_BRIEF_
Go through the material below and copy all lines with "hover".

_SUPPLIED RECORDS_
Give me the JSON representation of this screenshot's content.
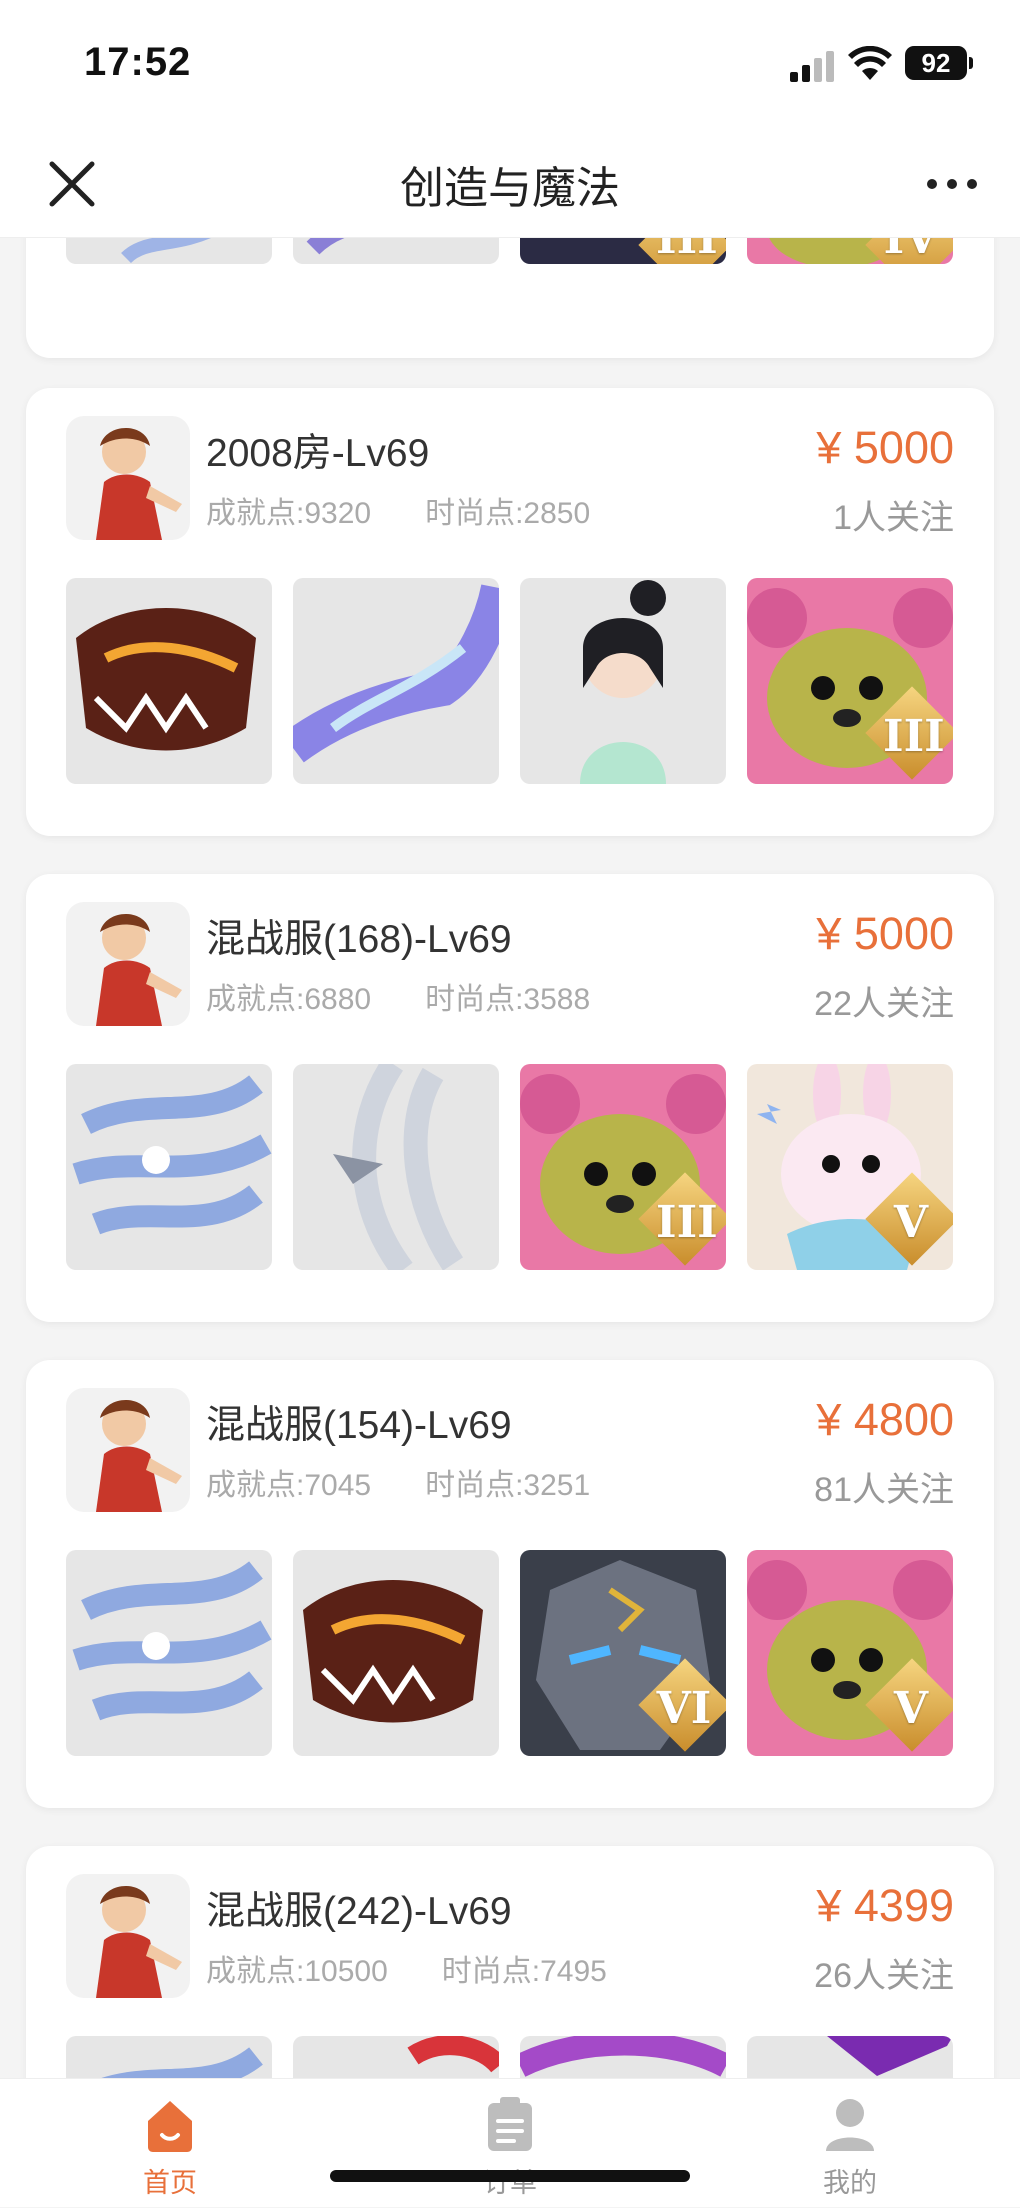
{
  "status_bar": {
    "time": "17:52",
    "battery": "92"
  },
  "nav": {
    "title": "创造与魔法"
  },
  "listings": [
    {
      "name": "",
      "achievement": "",
      "fashion": "",
      "price": "",
      "followers": "",
      "badges": [
        "",
        "",
        "III",
        "IV"
      ]
    },
    {
      "name": "2008房-Lv69",
      "achievement": "成就点:9320",
      "fashion": "时尚点:2850",
      "price": "¥ 5000",
      "followers": "1人关注",
      "badges": [
        "",
        "",
        "",
        "III"
      ]
    },
    {
      "name": "混战服(168)-Lv69",
      "achievement": "成就点:6880",
      "fashion": "时尚点:3588",
      "price": "¥ 5000",
      "followers": "22人关注",
      "badges": [
        "",
        "",
        "III",
        "V"
      ]
    },
    {
      "name": "混战服(154)-Lv69",
      "achievement": "成就点:7045",
      "fashion": "时尚点:3251",
      "price": "¥ 4800",
      "followers": "81人关注",
      "badges": [
        "",
        "",
        "VI",
        "V"
      ]
    },
    {
      "name": "混战服(242)-Lv69",
      "achievement": "成就点:10500",
      "fashion": "时尚点:7495",
      "price": "¥ 4399",
      "followers": "26人关注",
      "badges": [
        "",
        "",
        "",
        ""
      ]
    }
  ],
  "tabbar": {
    "home": "首页",
    "orders": "订单",
    "mine": "我的"
  },
  "colors": {
    "accent": "#e8703a",
    "card_bg": "#ffffff",
    "page_bg": "#f4f4f4"
  },
  "icons": {
    "close": "close-icon",
    "more": "more-icon",
    "home": "home-icon",
    "orders": "orders-icon",
    "mine": "user-icon"
  }
}
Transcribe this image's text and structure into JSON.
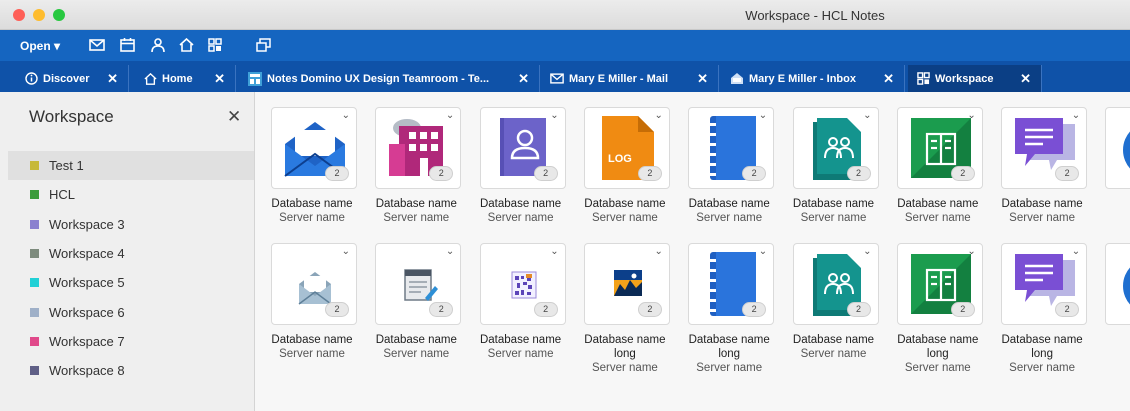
{
  "window": {
    "title": "Workspace - HCL Notes"
  },
  "menubar": {
    "open_label": "Open",
    "icons": [
      "mail-icon",
      "calendar-icon",
      "contacts-icon",
      "home-icon",
      "workspace-icon",
      "windows-icon"
    ]
  },
  "tabs": [
    {
      "label": "Discover",
      "icon": "info-icon",
      "active": false
    },
    {
      "label": "Home",
      "icon": "home-icon",
      "active": false
    },
    {
      "label": "Notes Domino UX Design Teamroom - Te...",
      "icon": "teamroom-icon",
      "active": false
    },
    {
      "label": "Mary E Miller - Mail",
      "icon": "mail-icon",
      "active": false
    },
    {
      "label": "Mary E Miller - Inbox",
      "icon": "inbox-icon",
      "active": false
    },
    {
      "label": "Workspace",
      "icon": "workspace-icon",
      "active": true
    }
  ],
  "sidebar": {
    "title": "Workspace",
    "items": [
      {
        "label": "Test 1",
        "color": "#c7b93a",
        "selected": true
      },
      {
        "label": "HCL",
        "color": "#3a9b3a",
        "selected": false
      },
      {
        "label": "Workspace 3",
        "color": "#8a80cf",
        "selected": false
      },
      {
        "label": "Workspace 4",
        "color": "#7d8b7d",
        "selected": false
      },
      {
        "label": "Workspace 5",
        "color": "#21d0d6",
        "selected": false
      },
      {
        "label": "Workspace 6",
        "color": "#9fb0c8",
        "selected": false
      },
      {
        "label": "Workspace 7",
        "color": "#e0498a",
        "selected": false
      },
      {
        "label": "Workspace 8",
        "color": "#5f5f86",
        "selected": false
      }
    ]
  },
  "rows": [
    [
      {
        "icon": "mail-envelope-icon",
        "name": "Database name",
        "server": "Server name",
        "badge": "2"
      },
      {
        "icon": "building-icon",
        "name": "Database name",
        "server": "Server name",
        "badge": "2"
      },
      {
        "icon": "contacts-book-icon",
        "name": "Database name",
        "server": "Server name",
        "badge": "2"
      },
      {
        "icon": "log-document-icon",
        "name": "Database name",
        "server": "Server name",
        "badge": "2"
      },
      {
        "icon": "notebook-icon",
        "name": "Database name",
        "server": "Server name",
        "badge": "2"
      },
      {
        "icon": "team-document-icon",
        "name": "Database name",
        "server": "Server name",
        "badge": "2"
      },
      {
        "icon": "office-building-icon",
        "name": "Database name",
        "server": "Server name",
        "badge": "2"
      },
      {
        "icon": "chat-bubble-icon",
        "name": "Database name",
        "server": "Server name",
        "badge": "2"
      },
      {
        "icon": "circle-db-icon",
        "name": "Data",
        "server": "Ser",
        "badge": ""
      }
    ],
    [
      {
        "icon": "mail-envelope-small-icon",
        "name": "Database name",
        "server": "Server name",
        "badge": "2"
      },
      {
        "icon": "form-document-icon",
        "name": "Database name",
        "server": "Server name",
        "badge": "2"
      },
      {
        "icon": "qr-document-icon",
        "name": "Database name",
        "server": "Server name",
        "badge": "2"
      },
      {
        "icon": "landscape-image-icon",
        "name": "Database name long",
        "server": "Server name",
        "badge": "2"
      },
      {
        "icon": "notebook-icon",
        "name": "Database name long",
        "server": "Server name",
        "badge": "2"
      },
      {
        "icon": "team-document-icon",
        "name": "Database name",
        "server": "Server name",
        "badge": "2"
      },
      {
        "icon": "office-building-icon",
        "name": "Database name long",
        "server": "Server name",
        "badge": "2"
      },
      {
        "icon": "chat-bubble-icon",
        "name": "Database name long",
        "server": "Server name",
        "badge": "2"
      },
      {
        "icon": "circle-db-icon",
        "name": "Data",
        "server": "Ser",
        "badge": ""
      }
    ]
  ]
}
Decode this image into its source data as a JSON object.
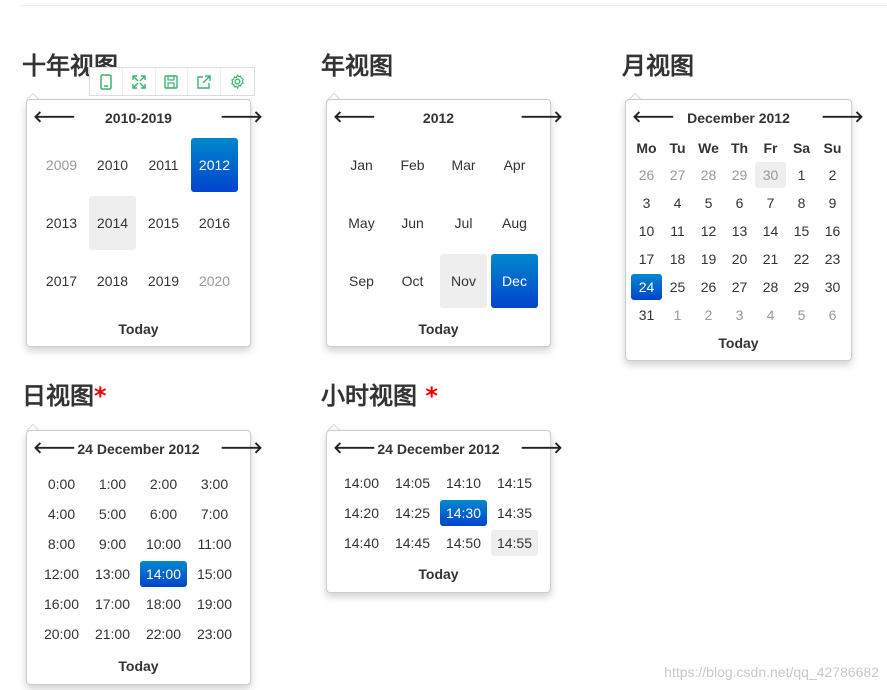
{
  "sections": {
    "decade": {
      "heading": "十年视图"
    },
    "year": {
      "heading": "年视图"
    },
    "month": {
      "heading": "月视图"
    },
    "day": {
      "heading": "日视图",
      "marker": "*"
    },
    "hour": {
      "heading": "小时视图",
      "marker": "*"
    }
  },
  "nav": {
    "prev": "🡐",
    "next": "🡒"
  },
  "decade_view": {
    "title": "2010-2019",
    "cells": [
      "2009",
      "2010",
      "2011",
      "2012",
      "2013",
      "2014",
      "2015",
      "2016",
      "2017",
      "2018",
      "2019",
      "2020"
    ],
    "muted": [
      0,
      11
    ],
    "hover": 5,
    "active": 3,
    "today": "Today"
  },
  "year_view": {
    "title": "2012",
    "cells": [
      "Jan",
      "Feb",
      "Mar",
      "Apr",
      "May",
      "Jun",
      "Jul",
      "Aug",
      "Sep",
      "Oct",
      "Nov",
      "Dec"
    ],
    "hover": 10,
    "active": 11,
    "today": "Today"
  },
  "month_view": {
    "title": "December 2012",
    "dow": [
      "Mo",
      "Tu",
      "We",
      "Th",
      "Fr",
      "Sa",
      "Su"
    ],
    "cells": [
      "26",
      "27",
      "28",
      "29",
      "30",
      "1",
      "2",
      "3",
      "4",
      "5",
      "6",
      "7",
      "8",
      "9",
      "10",
      "11",
      "12",
      "13",
      "14",
      "15",
      "16",
      "17",
      "18",
      "19",
      "20",
      "21",
      "22",
      "23",
      "24",
      "25",
      "26",
      "27",
      "28",
      "29",
      "30",
      "31",
      "1",
      "2",
      "3",
      "4",
      "5",
      "6"
    ],
    "muted": [
      0,
      1,
      2,
      3,
      4,
      36,
      37,
      38,
      39,
      40,
      41
    ],
    "hover": 4,
    "active": 28,
    "today": "Today"
  },
  "day_view": {
    "title": "24 December 2012",
    "cells": [
      "0:00",
      "1:00",
      "2:00",
      "3:00",
      "4:00",
      "5:00",
      "6:00",
      "7:00",
      "8:00",
      "9:00",
      "10:00",
      "11:00",
      "12:00",
      "13:00",
      "14:00",
      "15:00",
      "16:00",
      "17:00",
      "18:00",
      "19:00",
      "20:00",
      "21:00",
      "22:00",
      "23:00"
    ],
    "active": 14,
    "today": "Today"
  },
  "hour_view": {
    "title": "24 December 2012",
    "cells": [
      "14:00",
      "14:05",
      "14:10",
      "14:15",
      "14:20",
      "14:25",
      "14:30",
      "14:35",
      "14:40",
      "14:45",
      "14:50",
      "14:55"
    ],
    "active": 6,
    "hover": 11,
    "today": "Today"
  },
  "toolbar": {
    "icons": [
      "tablet-icon",
      "expand-icon",
      "save-icon",
      "share-icon",
      "settings-icon"
    ],
    "color": "#3cb371"
  },
  "watermark": "https://blog.csdn.net/qq_42786682",
  "colors": {
    "active_top": "#0088cc",
    "active_bottom": "#0044cc",
    "hover": "#eeeeee",
    "required": "#ee0000"
  }
}
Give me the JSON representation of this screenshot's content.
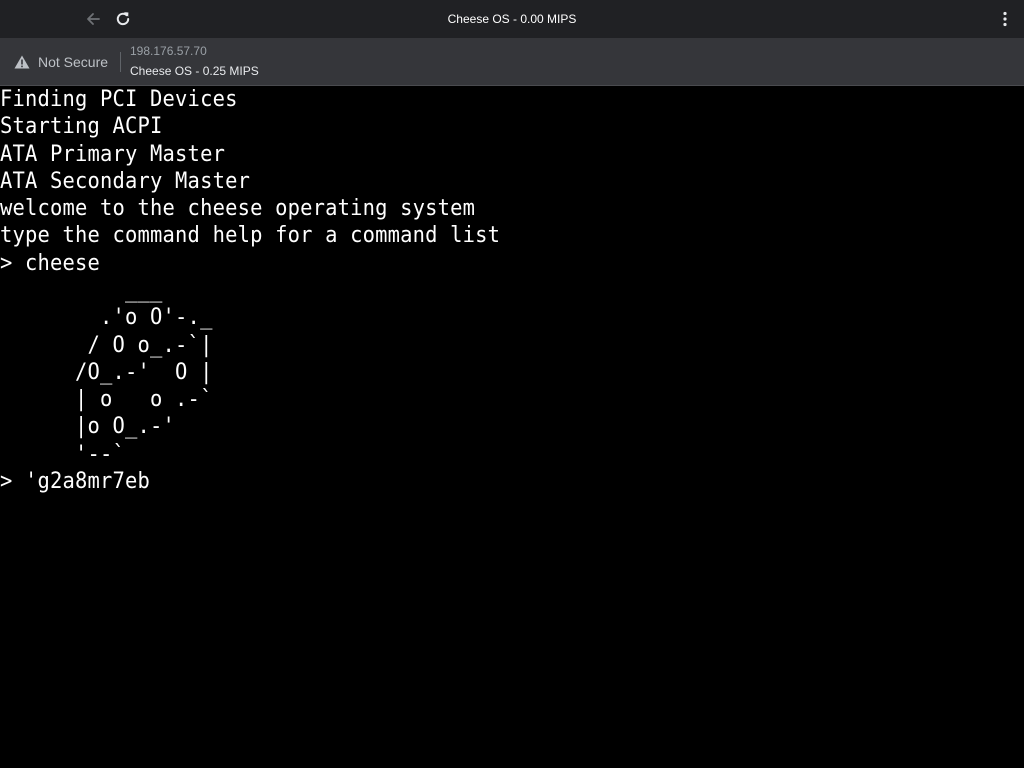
{
  "browser": {
    "tab_title": "Cheese OS - 0.00 MIPS",
    "security_label": "Not Secure",
    "url": "198.176.57.70",
    "page_subtitle": "Cheese OS - 0.25 MIPS",
    "icons": {
      "back": "arrow-left-icon",
      "reload": "reload-icon",
      "menu": "more-vert-icon",
      "security": "warning-triangle-icon"
    }
  },
  "terminal": {
    "boot_log": "Finding PCI Devices\nStarting ACPI\nATA Primary Master\nATA Secondary Master\nwelcome to the cheese operating system\ntype the command help for a command list\n> cheese",
    "ascii_art": "          ___\n        .'o O'-._\n       / O o_.-`|\n      /O_.-'  O |\n      | o   o .-`\n      |o O_.-'\n      '--`",
    "prompt": "> 'g2a8mr7eb",
    "colors": {
      "background": "#000000",
      "foreground": "#ffffff"
    }
  }
}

_EXPECTED ANSWER_
    "hover": 5,
    "hover": 10,
    "hover": 4,
    "hover": 11,
    "hover": "#eeeeee",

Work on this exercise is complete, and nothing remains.